Do this
In the listing below, locate the lines that hold "Consum" and copy them.

Data excerpts:
>> BEGIN

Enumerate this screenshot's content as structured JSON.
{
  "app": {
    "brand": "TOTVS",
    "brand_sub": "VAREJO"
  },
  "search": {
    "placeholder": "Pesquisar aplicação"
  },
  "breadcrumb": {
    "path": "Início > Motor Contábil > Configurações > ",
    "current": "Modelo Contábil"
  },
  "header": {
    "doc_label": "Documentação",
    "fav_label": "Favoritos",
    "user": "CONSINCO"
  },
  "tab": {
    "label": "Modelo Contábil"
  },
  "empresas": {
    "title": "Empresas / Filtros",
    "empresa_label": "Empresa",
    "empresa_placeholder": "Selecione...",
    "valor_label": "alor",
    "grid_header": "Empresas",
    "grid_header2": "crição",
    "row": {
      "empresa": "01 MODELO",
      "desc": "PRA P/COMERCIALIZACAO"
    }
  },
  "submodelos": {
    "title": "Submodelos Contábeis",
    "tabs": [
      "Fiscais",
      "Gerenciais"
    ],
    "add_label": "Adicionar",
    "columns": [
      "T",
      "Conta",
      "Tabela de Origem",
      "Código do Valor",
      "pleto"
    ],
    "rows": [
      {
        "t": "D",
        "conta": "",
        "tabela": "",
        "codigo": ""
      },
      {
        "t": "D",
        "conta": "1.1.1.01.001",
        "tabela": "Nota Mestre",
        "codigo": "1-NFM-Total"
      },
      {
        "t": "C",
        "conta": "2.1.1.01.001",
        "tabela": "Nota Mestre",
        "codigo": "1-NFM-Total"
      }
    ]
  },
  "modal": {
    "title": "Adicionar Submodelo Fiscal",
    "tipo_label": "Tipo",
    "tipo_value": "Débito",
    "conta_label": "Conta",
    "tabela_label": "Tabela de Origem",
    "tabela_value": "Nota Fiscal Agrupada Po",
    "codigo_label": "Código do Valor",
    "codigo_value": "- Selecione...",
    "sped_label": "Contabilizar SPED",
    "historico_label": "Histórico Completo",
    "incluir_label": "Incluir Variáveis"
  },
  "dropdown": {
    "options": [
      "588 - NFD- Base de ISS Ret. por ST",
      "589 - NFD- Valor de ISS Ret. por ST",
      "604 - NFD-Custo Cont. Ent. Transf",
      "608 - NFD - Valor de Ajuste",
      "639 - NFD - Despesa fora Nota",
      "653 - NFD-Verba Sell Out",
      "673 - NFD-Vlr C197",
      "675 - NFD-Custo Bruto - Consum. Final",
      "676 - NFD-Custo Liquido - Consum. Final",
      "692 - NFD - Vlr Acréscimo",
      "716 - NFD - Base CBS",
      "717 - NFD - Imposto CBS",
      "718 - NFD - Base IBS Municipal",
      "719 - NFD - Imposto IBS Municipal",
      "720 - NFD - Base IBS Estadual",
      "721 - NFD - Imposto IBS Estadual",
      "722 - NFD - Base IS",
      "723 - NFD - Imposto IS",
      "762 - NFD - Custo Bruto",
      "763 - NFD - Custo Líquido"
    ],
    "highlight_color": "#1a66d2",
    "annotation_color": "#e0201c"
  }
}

>> END

Answer in full
      "675 - NFD-Custo Bruto - Consum. Final",
      "676 - NFD-Custo Liquido - Consum. Final",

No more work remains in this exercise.